PROBLEM TO SOLVE:
All the records that follow need to be reproduced exactly. Omit the images.

ENTRIES SUPPLIED:
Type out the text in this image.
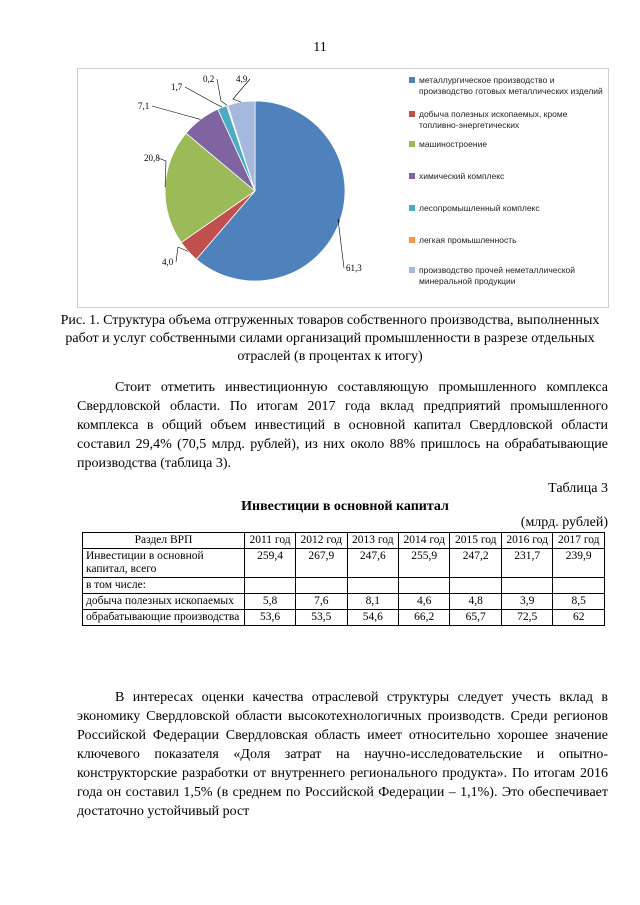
11
61,3
4,0
20,8
7,1
1,7
0,2 4,9	металлургическое производство и производство готовых металлических изделий
добыча полезных ископаемых, кроме топливно-энергетических
машиностроение
химический комплекс
лесопромышленный комплекс
легкая промышленность
производство прочей неметаллической минеральной продукции
Рис. 1. Структура объема отгруженных товаров собственного производства, выполненных работ и услуг собственными силами организаций промышленности в разрезе отдельных отраслей (в процентах к итогу)

Стоит отметить инвестиционную составляющую промышленного комплекса Свердловской области. По итогам 2017 года вклад предприятий промышленного комплекса в общий объем инвестиций в основной капитал Свердловской области составил 29,4% (70,5 млрд. рублей), из них около 88% пришлось на обрабатывающие производства (таблица 3).

Таблица 3
Инвестиции в основной капитал
(млрд. рублей)
Раздел ВРП	2011 год	2012 год	2013 год	2014 год	2015 год	2016 год	2017 год
Инвестиции в основной капитал, всего	259,4	267,9	247,6	255,9	247,2	231,7	239,9
в том числе:							
добыча полезных ископаемых	5,8	7,6	8,1	4,6	4,8	3,9	8,5
обрабатывающие производства	53,6	53,5	54,6	66,2	65,7	72,5	62

В интересах оценки качества отраслевой структуры следует учесть вклад в экономику Свердловской области высокотехнологичных производств. Среди регионов Российской Федерации Свердловская область имеет относительно хорошее значение ключевого показателя «Доля затрат на научно-исследовательские и опытно-конструкторские разработки от внутреннего регионального продукта». По итогам 2016 года он составил 1,5% (в среднем по Российской Федерации – 1,1%). Это обеспечивает достаточно устойчивый рост
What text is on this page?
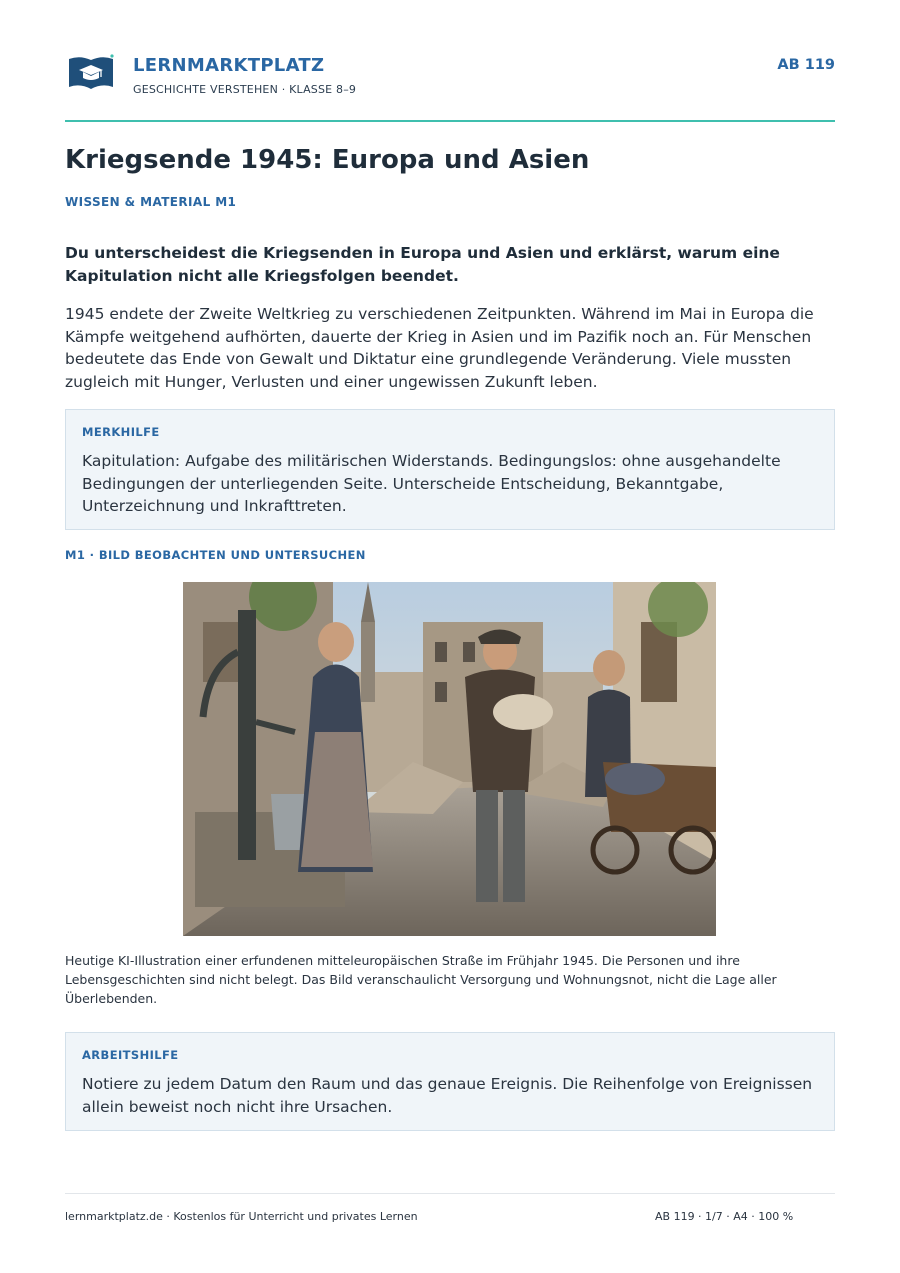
LERNMARKTPLATZ
GESCHICHTE VERSTEHEN · KLASSE 8–9
AB 119
Kriegsende 1945: Europa und Asien
WISSEN & MATERIAL M1

Du unterscheidest die Kriegsenden in Europa und Asien und erklärst, warum eine Kapitulation nicht alle Kriegsfolgen beendet.

1945 endete der Zweite Weltkrieg zu verschiedenen Zeitpunkten. Während im Mai in Europa die Kämpfe weitgehend aufhörten, dauerte der Krieg in Asien und im Pazifik noch an. Für Menschen bedeutete das Ende von Gewalt und Diktatur eine grundlegende Veränderung. Viele mussten zugleich mit Hunger, Verlusten und einer ungewissen Zukunft leben.

MERKHILFE
Kapitulation: Aufgabe des militärischen Widerstands. Bedingungslos: ohne ausgehandelte Bedingungen der unterliegenden Seite. Unterscheide Entscheidung, Bekanntgabe, Unterzeichnung und Inkrafttreten.
M1 · BILD BEOBACHTEN UND UNTERSUCHEN

Heutige KI-Illustration einer erfundenen mitteleuropäischen Straße im Frühjahr 1945. Die Personen und ihre Lebensgeschichten sind nicht belegt. Das Bild veranschaulicht Versorgung und Wohnungsnot, nicht die Lage aller Überlebenden.

ARBEITSHILFE
Notiere zu jedem Datum den Raum und das genaue Ereignis. Die Reihenfolge von Ereignissen allein beweist noch nicht ihre Ursachen.
lernmarktplatz.de · Kostenlos für Unterricht und privates Lernen	AB 119 · 1/7 · A4 · 100 %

SOLUTION:
Type out the text in this image.
11
61,3
4,0
20,8
7,1
1,7
0,2 4,9	металлургическое производство и производство готовых металлических изделий
добыча полезных ископаемых, кроме топливно-энергетических
машиностроение
химический комплекс
лесопромышленный комплекс
легкая промышленность
производство прочей неметаллической минеральной продукции
Рис. 1. Структура объема отгруженных товаров собственного производства, выполненных работ и услуг собственными силами организаций промышленности в разрезе отдельных отраслей (в процентах к итогу)

Стоит отметить инвестиционную составляющую промышленного комплекса Свердловской области. По итогам 2017 года вклад предприятий промышленного комплекса в общий объем инвестиций в основной капитал Свердловской области составил 29,4% (70,5 млрд. рублей), из них около 88% пришлось на обрабатывающие производства (таблица 3).

Таблица 3
Инвестиции в основной капитал
(млрд. рублей)
Раздел ВРП	2011 год	2012 год	2013 год	2014 год	2015 год	2016 год	2017 год
Инвестиции в основной капитал, всего	259,4	267,9	247,6	255,9	247,2	231,7	239,9
в том числе:							
добыча полезных ископаемых	5,8	7,6	8,1	4,6	4,8	3,9	8,5
обрабатывающие производства	53,6	53,5	54,6	66,2	65,7	72,5	62

В интересах оценки качества отраслевой структуры следует учесть вклад в экономику Свердловской области высокотехнологичных производств. Среди регионов Российской Федерации Свердловская область имеет относительно хорошее значение ключевого показателя «Доля затрат на научно-исследовательские и опытно-конструкторские разработки от внутреннего регионального продукта». По итогам 2016 года он составил 1,5% (в среднем по Российской Федерации – 1,1%). Это обеспечивает достаточно устойчивый рост
What text is on this page?
LERNMARKTPLATZ
GESCHICHTE VERSTEHEN · KLASSE 8–9
AB 119
Kriegsende 1945: Europa und Asien
WISSEN & MATERIAL M1

Du unterscheidest die Kriegsenden in Europa und Asien und erklärst, warum eine Kapitulation nicht alle Kriegsfolgen beendet.

1945 endete der Zweite Weltkrieg zu verschiedenen Zeitpunkten. Während im Mai in Europa die Kämpfe weitgehend aufhörten, dauerte der Krieg in Asien und im Pazifik noch an. Für Menschen bedeutete das Ende von Gewalt und Diktatur eine grundlegende Veränderung. Viele mussten zugleich mit Hunger, Verlusten und einer ungewissen Zukunft leben.

MERKHILFE
Kapitulation: Aufgabe des militärischen Widerstands. Bedingungslos: ohne ausgehandelte Bedingungen der unterliegenden Seite. Unterscheide Entscheidung, Bekanntgabe, Unterzeichnung und Inkrafttreten.
M1 · BILD BEOBACHTEN UND UNTERSUCHEN

Heutige KI-Illustration einer erfundenen mitteleuropäischen Straße im Frühjahr 1945. Die Personen und ihre Lebensgeschichten sind nicht belegt. Das Bild veranschaulicht Versorgung und Wohnungsnot, nicht die Lage aller Überlebenden.

ARBEITSHILFE
Notiere zu jedem Datum den Raum und das genaue Ereignis. Die Reihenfolge von Ereignissen allein beweist noch nicht ihre Ursachen.
lernmarktplatz.de · Kostenlos für Unterricht und privates Lernen	AB 119 · 1/7 · A4 · 100 %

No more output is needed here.